--- start Exercise inputs ---
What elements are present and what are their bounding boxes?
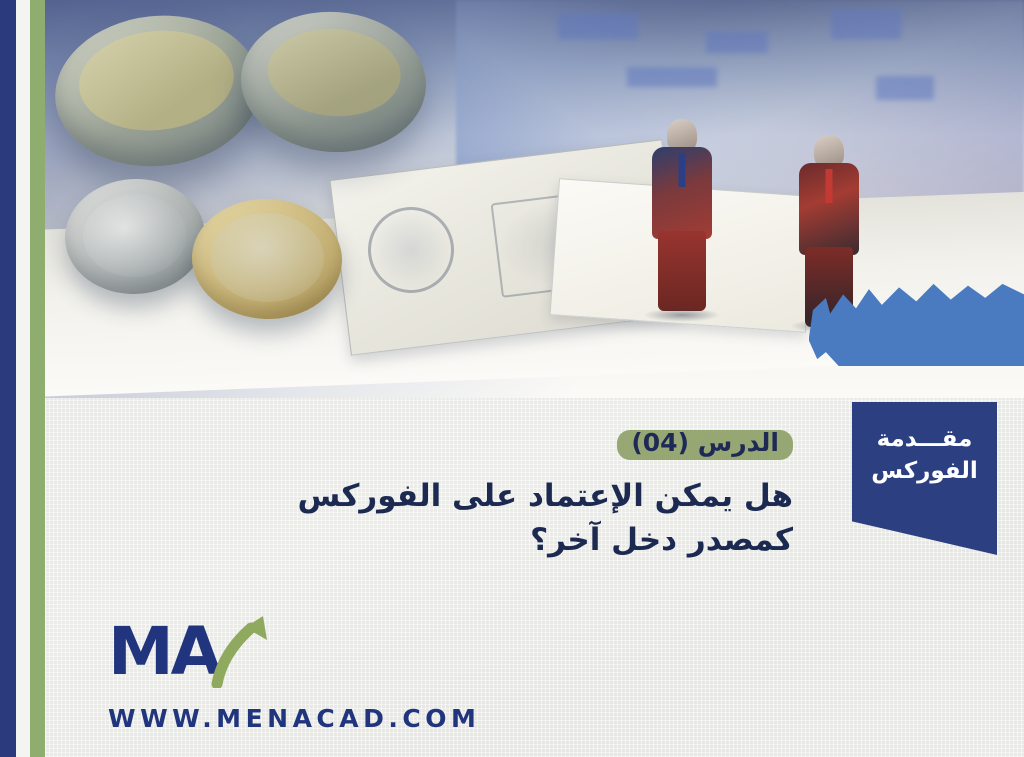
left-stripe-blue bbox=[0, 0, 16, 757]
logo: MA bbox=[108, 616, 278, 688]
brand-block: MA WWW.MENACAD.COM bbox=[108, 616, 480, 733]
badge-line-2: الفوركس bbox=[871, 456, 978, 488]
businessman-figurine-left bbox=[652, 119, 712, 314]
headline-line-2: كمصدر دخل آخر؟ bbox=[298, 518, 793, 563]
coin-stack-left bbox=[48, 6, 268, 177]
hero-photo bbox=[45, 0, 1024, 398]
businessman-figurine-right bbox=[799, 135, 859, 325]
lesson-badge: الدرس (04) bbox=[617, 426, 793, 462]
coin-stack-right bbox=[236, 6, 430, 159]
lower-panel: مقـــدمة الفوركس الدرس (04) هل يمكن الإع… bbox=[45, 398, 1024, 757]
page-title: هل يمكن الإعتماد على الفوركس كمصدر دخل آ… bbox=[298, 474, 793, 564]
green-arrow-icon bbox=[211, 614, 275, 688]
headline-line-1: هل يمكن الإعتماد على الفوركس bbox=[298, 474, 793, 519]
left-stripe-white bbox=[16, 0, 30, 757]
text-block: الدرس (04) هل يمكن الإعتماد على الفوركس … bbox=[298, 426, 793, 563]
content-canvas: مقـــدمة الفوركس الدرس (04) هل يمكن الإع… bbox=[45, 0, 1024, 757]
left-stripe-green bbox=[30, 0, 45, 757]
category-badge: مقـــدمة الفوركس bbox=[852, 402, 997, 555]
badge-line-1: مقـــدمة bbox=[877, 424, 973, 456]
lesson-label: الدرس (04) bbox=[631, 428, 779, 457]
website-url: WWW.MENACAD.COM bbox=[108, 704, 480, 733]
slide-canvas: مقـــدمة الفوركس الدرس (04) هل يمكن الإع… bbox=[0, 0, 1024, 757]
--- end Exercise inputs ---
Required work =>
Copy every line of the material above character for character, leaving out the pictures.

In response =>
What elements are present and what are their bounding boxes?
left-stripe-blue bbox=[0, 0, 16, 757]
logo: MA bbox=[108, 616, 278, 688]
brand-block: MA WWW.MENACAD.COM bbox=[108, 616, 480, 733]
badge-line-2: الفوركس bbox=[871, 456, 978, 488]
businessman-figurine-left bbox=[652, 119, 712, 314]
headline-line-2: كمصدر دخل آخر؟ bbox=[298, 518, 793, 563]
coin-stack-left bbox=[48, 6, 268, 177]
hero-photo bbox=[45, 0, 1024, 398]
businessman-figurine-right bbox=[799, 135, 859, 325]
lesson-badge: الدرس (04) bbox=[617, 426, 793, 462]
coin-stack-right bbox=[236, 6, 430, 159]
lower-panel: مقـــدمة الفوركس الدرس (04) هل يمكن الإع… bbox=[45, 398, 1024, 757]
page-title: هل يمكن الإعتماد على الفوركس كمصدر دخل آ… bbox=[298, 474, 793, 564]
green-arrow-icon bbox=[211, 614, 275, 688]
headline-line-1: هل يمكن الإعتماد على الفوركس bbox=[298, 474, 793, 519]
left-stripe-white bbox=[16, 0, 30, 757]
text-block: الدرس (04) هل يمكن الإعتماد على الفوركس … bbox=[298, 426, 793, 563]
content-canvas: مقـــدمة الفوركس الدرس (04) هل يمكن الإع… bbox=[45, 0, 1024, 757]
left-stripe-green bbox=[30, 0, 45, 757]
category-badge: مقـــدمة الفوركس bbox=[852, 402, 997, 555]
badge-line-1: مقـــدمة bbox=[877, 424, 973, 456]
lesson-label: الدرس (04) bbox=[631, 428, 779, 457]
website-url: WWW.MENACAD.COM bbox=[108, 704, 480, 733]
slide-canvas: مقـــدمة الفوركس الدرس (04) هل يمكن الإع… bbox=[0, 0, 1024, 757]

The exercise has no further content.